#### What to produce
Check each line below for the word "gioco" and give the number of lines that have it, nothing more.

#### Data supplied
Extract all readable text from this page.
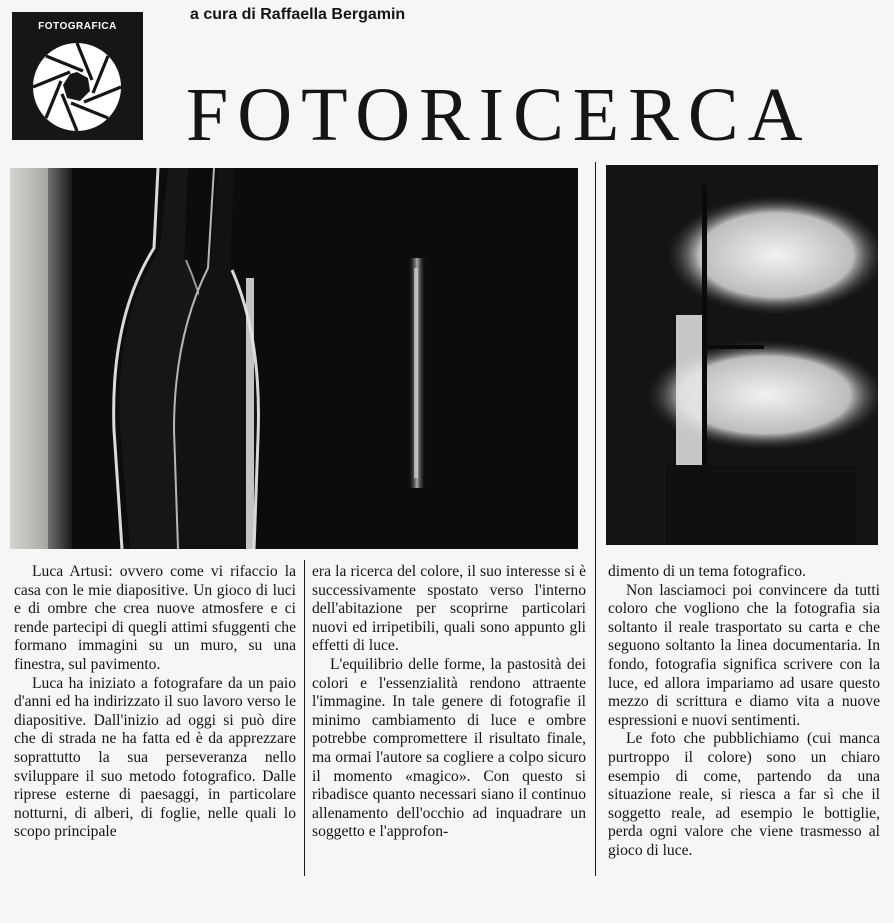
FOTOGRAFICA
a cura di Raffaella Bergamin
FOTORICERCA

Luca Artusi: ovvero come vi rifaccio la casa con le mie diapositive. Un gioco di luci e di ombre che crea nuove atmosfere e ci rende partecipi di quegli attimi sfuggenti che formano immagini su un muro, su una finestra, sul pavimento.

Luca ha iniziato a fotografare da un paio d'anni ed ha indirizzato il suo lavoro verso le diapositive. Dall'inizio ad oggi si può dire che di strada ne ha fatta ed è da apprezzare soprattutto la sua perseveranza nello sviluppare il suo metodo fotografico. Dalle riprese esterne di paesaggi, in particolare notturni, di alberi, di foglie, nelle quali lo scopo principale

era la ricerca del colore, il suo interesse si è successivamente spostato verso l'interno dell'abitazione per scoprirne particolari nuovi ed irripetibili, quali sono appunto gli effetti di luce.

L'equilibrio delle forme, la pastosità dei colori e l'essenzialità rendono attraente l'immagine. In tale genere di fotografie il minimo cambiamento di luce e ombre potrebbe compromettere il risultato finale, ma ormai l'autore sa cogliere a colpo sicuro il momento «magico». Con questo si ribadisce quanto necessari siano il continuo allenamento dell'occhio ad inquadrare un soggetto e l'approfon-

dimento di un tema fotografico.

Non lasciamoci poi convincere da tutti coloro che vogliono che la fotografia sia soltanto il reale trasportato su carta e che seguono soltanto la linea documentaria. In fondo, fotografia significa scrivere con la luce, ed allora impariamo ad usare questo mezzo di scrittura e diamo vita a nuove espressioni e nuovi sentimenti.

Le foto che pubblichiamo (cui manca purtroppo il colore) sono un chiaro esempio di come, partendo da una situazione reale, si riesca a far sì che il soggetto reale, ad esempio le bottiglie, perda ogni valore che viene trasmesso al gioco di luce.
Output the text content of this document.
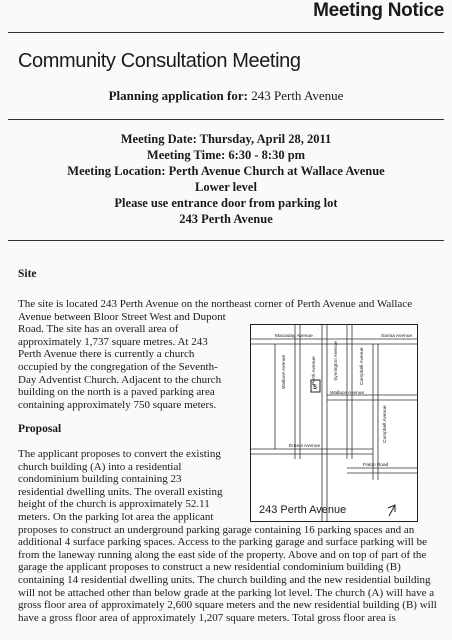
Meeting Notice
Community Consultation Meeting
Planning application for: 243 Perth Avenue
Meeting Date: Thursday, April 28, 2011
Meeting Time: 6:30 - 8:30 pm
Meeting Location: Perth Avenue Church at Wallace Avenue
Lower level
Please use entrance door from parking lot
243 Perth Avenue
Site
The site is located 243 Perth Avenue on the northeast corner of Perth Avenue and Wallace
Avenue between Bloor Street West and Dupont
Road. The site has an overall area of
approximately 1,737 square metres. At 243
Perth Avenue there is currently a church
occupied by the congregation of the Seventh-
Day Adventist Church. Adjacent to the church
building on the north is a paved parking area
containing approximately 750 square meters.
Proposal
The applicant proposes to convert the existing
church building (A) into a residential
condominium building containing 23
residential dwelling units. The overall existing
height of the church is approximately 52.11
meters. On the parking lot area the applicant
proposes to construct an underground parking garage containing 16 parking spaces and an
additional 4 surface parking spaces. Access to the parking garage and surface parking will be
from the laneway running along the east side of the property. Above and on top of part of the
garage the applicant proposes to construct a new residential condominium building (B)
containing 14 residential dwelling units. The church building and the new residential building
will not be attached other than below grade at the parking lot level. The church (A) will have a
gross floor area of approximately 2,600 square meters and the new residential building (B) will
have a gross floor area of approximately 1,207 square meters. Total gross floor area is
Macaulay Avenue	Sarnia Avenue
Wallace Avenue	Perth Avenue	Symington Avenue	Campbell Avenue
Wallace Avenue
Campbell Avenue
Ernest Avenue
Paton Road
S
243 Perth Avenue
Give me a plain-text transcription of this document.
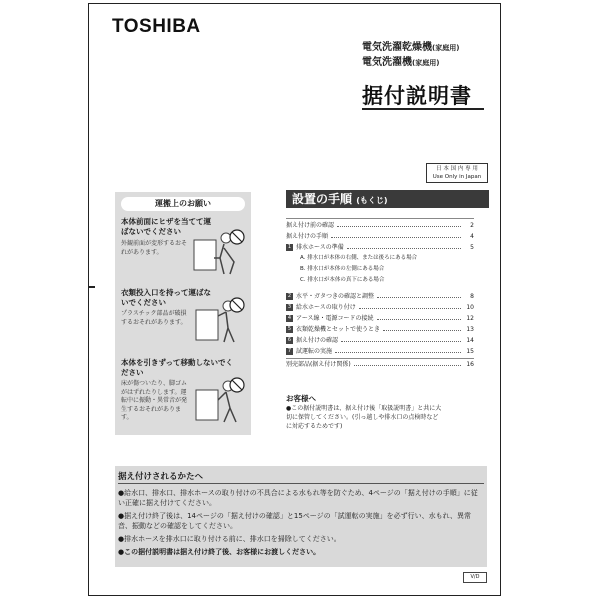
TOSHIBA
電気洗濯乾燥機(家庭用)
電気洗濯機(家庭用)
据付説明書
日 本 国 内 専 用
Use Only in Japan
運搬上のお願い
本体前面にヒザを当てて運ばないでください
外観前面が変形するおそれがあります。
衣類投入口を持って運ばないでください
プラスチック部品が破損するおそれがあります。
本体を引きずって移動しないでください
床が傷ついたり、脚ゴムがはずれたりします。運転中に振動・異常音が発生するおそれがあります。
設置の手順 (もくじ)
据え付け前の確認	2
据え付けの手順	4
1 排水ホースの準備	5
A. 排水口が本体の右側、または後ろにある場合
B. 排水口が本体の左側にある場合
C. 排水口が本体の真下にある場合
2 水平・ガタつきの確認と調整	8
3 給水ホースの取り付け	10
4 アース線・電源コードの接続	12
5 衣類乾燥機とセットで使うとき	13
6 据え付けの確認	14
7 試運転の実施	15
別売部品(据え付け関係)	16
お客様へ
●この据付説明書は、据え付け後「取扱説明書」と共に大切に保管してください。(引っ越しや排水口の点検時などに対応するためです)
据え付けされるかたへ
●給水口、排水口、排水ホースの取り付けの不具合による水もれ等を防ぐため、4ページの「据え付けの手順」に従い正確に据え付けてください。
●据え付け終了後は、14ページの「据え付けの確認」と15ページの「試運転の実施」を必ず行い、水もれ、異常音、振動などの確認をしてください。
●排水ホースを排水口に取り付ける前に、排水口を掃除してください。
●この据付説明書は据え付け終了後、お客様にお渡しください。
V/D
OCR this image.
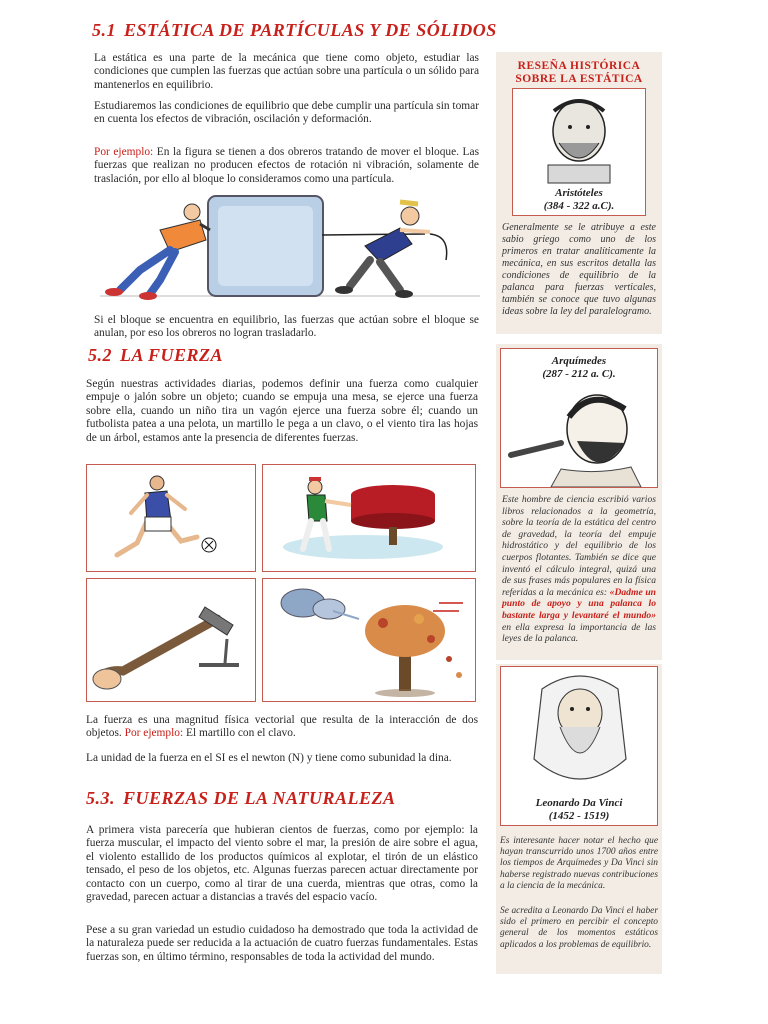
5.1 ESTÁTICA DE PARTÍCULAS Y DE SÓLIDOS

La estática es una parte de la mecánica que tiene como objeto, estudiar las condiciones que cumplen las fuerzas que actúan sobre una partícula o un sólido para mantenerlos en equilibrio.

Estudiaremos las condiciones de equilibrio que debe cumplir una partícula sin tomar en cuenta los efectos de vibración, oscilación y deformación.

Por ejemplo: En la figura se tienen a dos obreros tratando de mover el bloque. Las fuerzas que realizan no producen efectos de rotación ni vibración, solamente de traslación, por ello al bloque lo consideramos como una partícula.

Si el bloque se encuentra en equilibrio, las fuerzas que actúan sobre el bloque se anulan, por eso los obreros no logran trasladarlo.

5.2 LA FUERZA

Según nuestras actividades diarias, podemos definir una fuerza como cualquier empuje o jalón sobre un objeto; cuando se empuja una mesa, se ejerce una fuerza sobre ella, cuando un niño tira un vagón ejerce una fuerza sobre él; cuando un futbolista patea a una pelota, un martillo le pega a un clavo, o el viento tira las hojas de un árbol, estamos ante la presencia de diferentes fuerzas.

La fuerza es una magnitud física vectorial que resulta de la interacción de dos objetos. Por ejemplo: El martillo con el clavo.

La unidad de la fuerza en el SI es el newton (N) y tiene como subunidad la dina.

5.3. FUERZAS DE LA NATURALEZA

A primera vista parecería que hubieran cientos de fuerzas, como por ejemplo: la fuerza muscular, el impacto del viento sobre el mar, la presión de aire sobre el agua, el violento estallido de los productos químicos al explotar, el tirón de un elástico tensado, el peso de los objetos, etc. Algunas fuerzas parecen actuar directamente por contacto con un cuerpo, como al tirar de una cuerda, mientras que otras, como la gravedad, parecen actuar a distancias a través del espacio vacío.

Pese a su gran variedad un estudio cuidadoso ha demostrado que toda la actividad de la naturaleza puede ser reducida a la actuación de cuatro fuerzas fundamentales. Estas fuerzas son, en último término, responsables de toda la actividad del mundo.

RESEÑA HISTÓRICA
SOBRE LA ESTÁTICA
Aristóteles
(384 - 322 a.C).

Generalmente se le atribuye a este sabio griego como uno de los primeros en tratar analíticamente la mecánica, en sus escritos detalla las condiciones de equilibrio de la palanca para fuerzas verticales, también se conoce que tuvo algunas ideas sobre la ley del paralelogramo.

Arquímedes
(287 - 212 a. C).

Este hombre de ciencia escribió varios libros relacionados a la geometría, sobre la teoría de la estática del centro de gravedad, la teoría del empuje hidrostático y del equilibrio de los cuerpos flotantes. También se dice que inventó el cálculo integral, quizá una de sus frases más populares en la física referidas a la mecánica es: «Dadme un punto de apoyo y una palanca lo bastante larga y levantaré el mundo» en ella expresa la importancia de las leyes de la palanca.

Leonardo Da Vinci
(1452 - 1519)

Es interesante hacer notar el hecho que hayan transcurrido unos 1700 años entre los tiempos de Arquímedes y Da Vinci sin haberse registrado nuevas contribuciones a la ciencia de la mecánica.

Se acredita a Leonardo Da Vinci el haber sido el primero en percibir el concepto general de los momentos estáticos aplicados a los problemas de equilibrio.
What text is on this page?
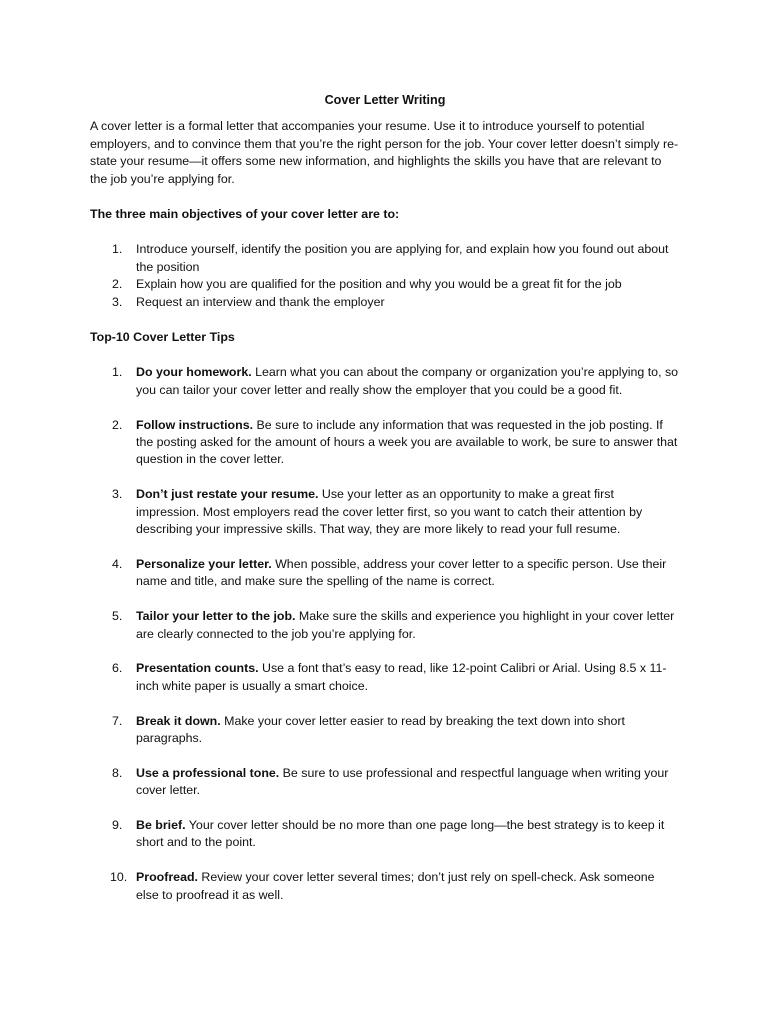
Cover Letter Writing

A cover letter is a formal letter that accompanies your resume. Use it to introduce yourself to potential employers, and to convince them that you’re the right person for the job. Your cover letter doesn’t simply re-state your resume—it offers some new information, and highlights the skills you have that are relevant to the job you’re applying for.

The three main objectives of your cover letter are to:

1. Introduce yourself, identify the position you are applying for, and explain how you found out about the position
2. Explain how you are qualified for the position and why you would be a great fit for the job
3. Request an interview and thank the employer

Top-10 Cover Letter Tips

1. Do your homework. Learn what you can about the company or organization you’re applying to, so you can tailor your cover letter and really show the employer that you could be a good fit.
2. Follow instructions. Be sure to include any information that was requested in the job posting. If the posting asked for the amount of hours a week you are available to work, be sure to answer that question in the cover letter.
3. Don’t just restate your resume. Use your letter as an opportunity to make a great first impression. Most employers read the cover letter first, so you want to catch their attention by describing your impressive skills. That way, they are more likely to read your full resume.
4. Personalize your letter. When possible, address your cover letter to a specific person. Use their name and title, and make sure the spelling of the name is correct.
5. Tailor your letter to the job. Make sure the skills and experience you highlight in your cover letter are clearly connected to the job you’re applying for.
6. Presentation counts. Use a font that’s easy to read, like 12-point Calibri or Arial. Using 8.5 x 11-inch white paper is usually a smart choice.
7. Break it down. Make your cover letter easier to read by breaking the text down into short paragraphs.
8. Use a professional tone. Be sure to use professional and respectful language when writing your cover letter.
9. Be brief. Your cover letter should be no more than one page long—the best strategy is to keep it short and to the point.
10. Proofread. Review your cover letter several times; don’t just rely on spell-check. Ask someone else to proofread it as well.
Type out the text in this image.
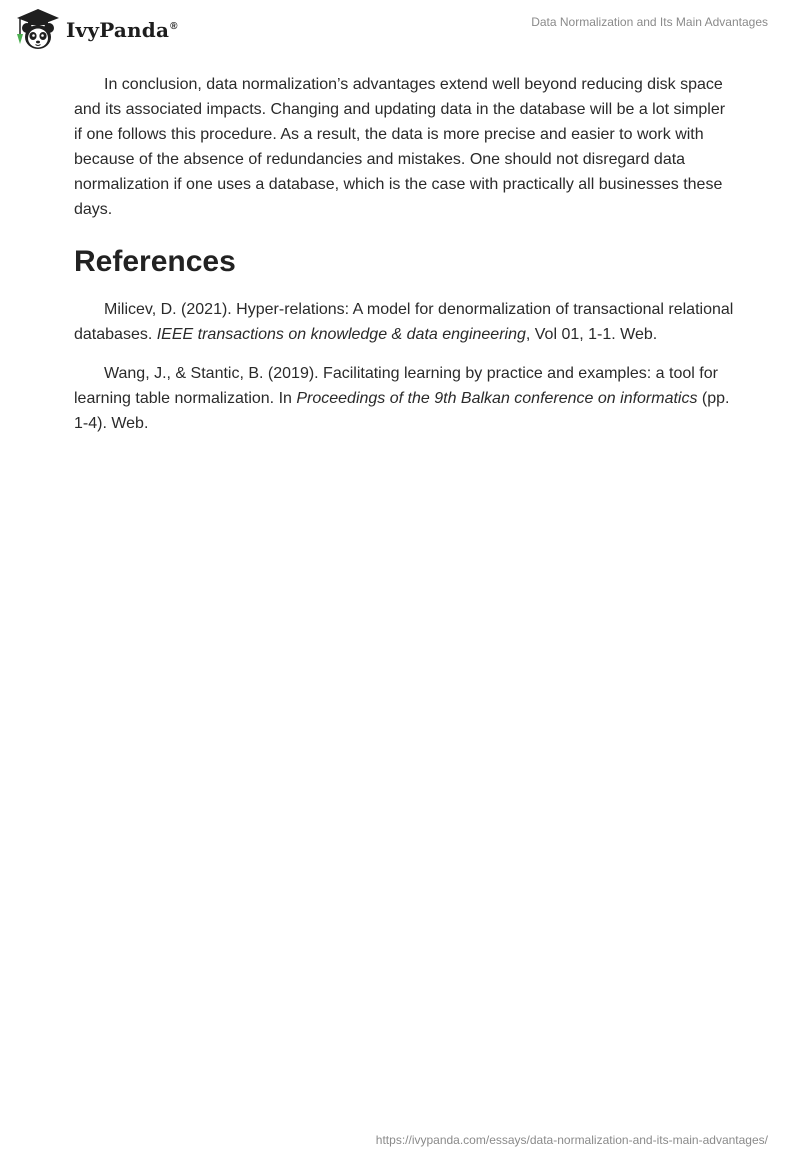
IvyPanda®	Data Normalization and Its Main Advantages

In conclusion, data normalization’s advantages extend well beyond reducing disk space and its associated impacts. Changing and updating data in the database will be a lot simpler if one follows this procedure. As a result, the data is more precise and easier to work with because of the absence of redundancies and mistakes. One should not disregard data normalization if one uses a database, which is the case with practically all businesses these days.

References

Milicev, D. (2021). Hyper-relations: A model for denormalization of transactional relational databases. IEEE transactions on knowledge & data engineering, Vol 01, 1-1. Web.

Wang, J., & Stantic, B. (2019). Facilitating learning by practice and examples: a tool for learning table normalization. In Proceedings of the 9th Balkan conference on informatics (pp. 1-4). Web.

https://ivypanda.com/essays/data-normalization-and-its-main-advantages/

#### Task response
2